→ YOUR TASK
Print the listing in its entirety and exactly, leaving out images.

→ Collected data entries
● ● ● ● ●

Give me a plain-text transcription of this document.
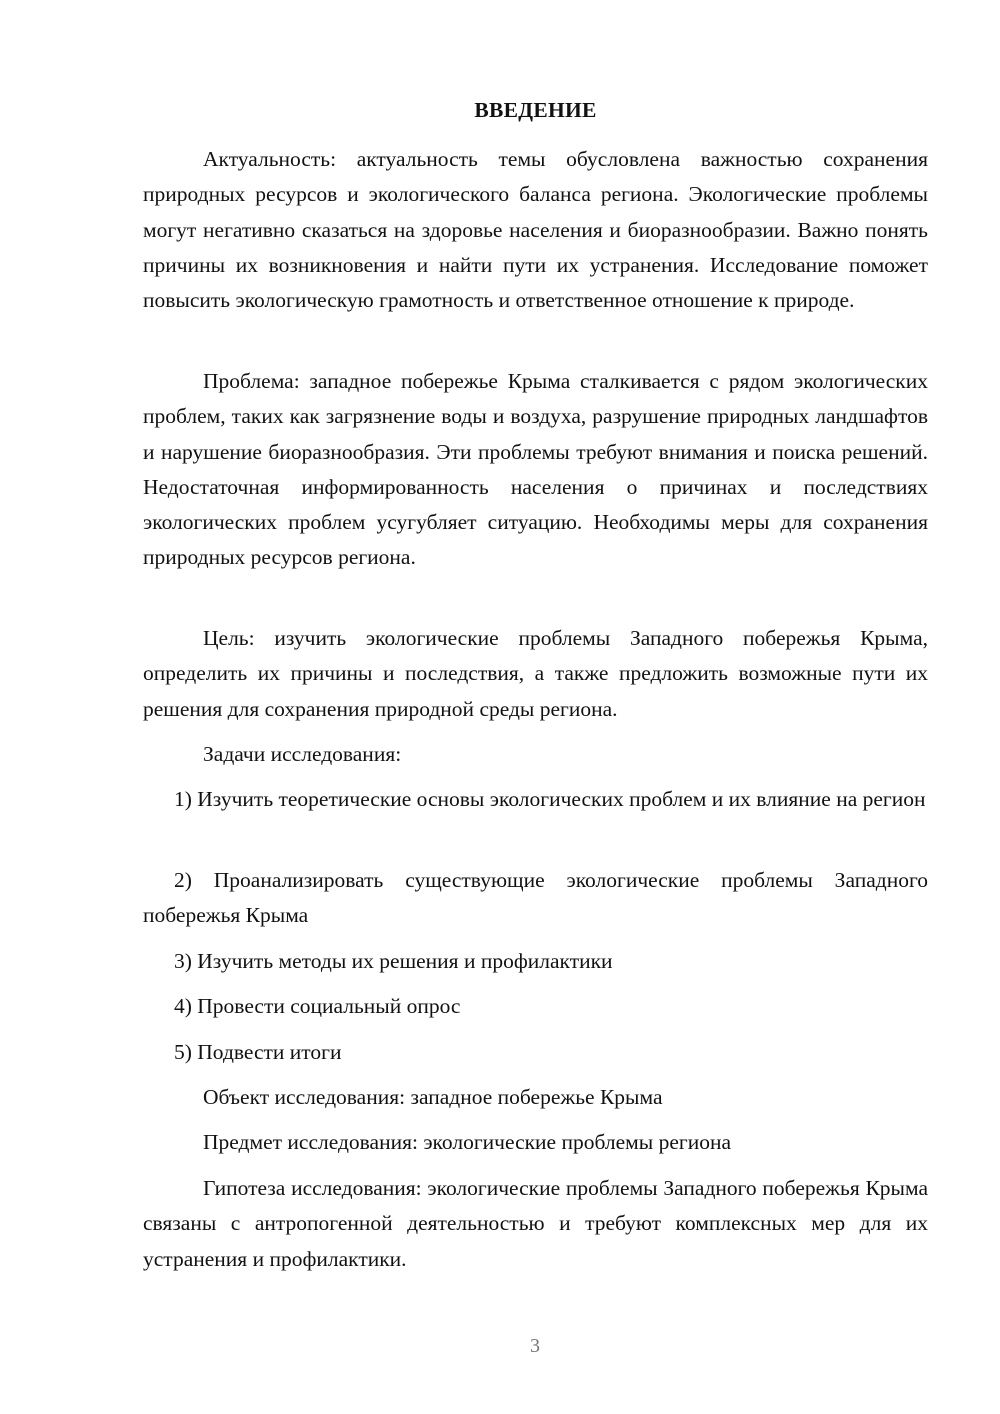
ВВЕДЕНИЕ

Актуальность: актуальность темы обусловлена важностью сохранения природных ресурсов и экологического баланса региона. Экологические проблемы могут негативно сказаться на здоровье населения и биоразнообразии. Важно понять причины их возникновения и найти пути их устранения. Исследование поможет повысить экологическую грамотность и ответственное отношение к природе.

Проблема: западное побережье Крыма сталкивается с рядом экологических проблем, таких как загрязнение воды и воздуха, разрушение природных ландшафтов и нарушение биоразнообразия. Эти проблемы требуют внимания и поиска решений. Недостаточная информированность населения о причинах и последствиях экологических проблем усугубляет ситуацию. Необходимы меры для сохранения природных ресурсов региона.

Цель: изучить экологические проблемы Западного побережья Крыма, определить их причины и последствия, а также предложить возможные пути их решения для сохранения природной среды региона.

Задачи исследования:

1) Изучить теоретические основы экологических проблем и их влияние на регион

2) Проанализировать существующие экологические проблемы Западного побережья Крыма

3) Изучить методы их решения и профилактики

4) Провести социальный опрос

5) Подвести итоги

Объект исследования: западное побережье Крыма

Предмет исследования: экологические проблемы региона

Гипотеза исследования: экологические проблемы Западного побережья Крыма связаны с антропогенной деятельностью и требуют комплексных мер для их устранения и профилактики.

3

● ● ● ● ●

→ COMPLETED EXERCISE
Give me a plain-text transcription of this document.
ВВЕДЕНИЕ

Актуальность: актуальность темы обусловлена важностью сохранения природных ресурсов и экологического баланса региона. Экологические проблемы могут негативно сказаться на здоровье населения и биоразнообразии. Важно понять причины их возникновения и найти пути их устранения. Исследование поможет повысить экологическую грамотность и ответственное отношение к природе.

Проблема: западное побережье Крыма сталкивается с рядом экологических проблем, таких как загрязнение воды и воздуха, разрушение природных ландшафтов и нарушение биоразнообразия. Эти проблемы требуют внимания и поиска решений. Недостаточная информированность населения о причинах и последствиях экологических проблем усугубляет ситуацию. Необходимы меры для сохранения природных ресурсов региона.

Цель: изучить экологические проблемы Западного побережья Крыма, определить их причины и последствия, а также предложить возможные пути их решения для сохранения природной среды региона.

Задачи исследования:

1) Изучить теоретические основы экологических проблем и их влияние на регион

2) Проанализировать существующие экологические проблемы Западного побережья Крыма

3) Изучить методы их решения и профилактики

4) Провести социальный опрос

5) Подвести итоги

Объект исследования: западное побережье Крыма

Предмет исследования: экологические проблемы региона

Гипотеза исследования: экологические проблемы Западного побережья Крыма связаны с антропогенной деятельностью и требуют комплексных мер для их устранения и профилактики.

3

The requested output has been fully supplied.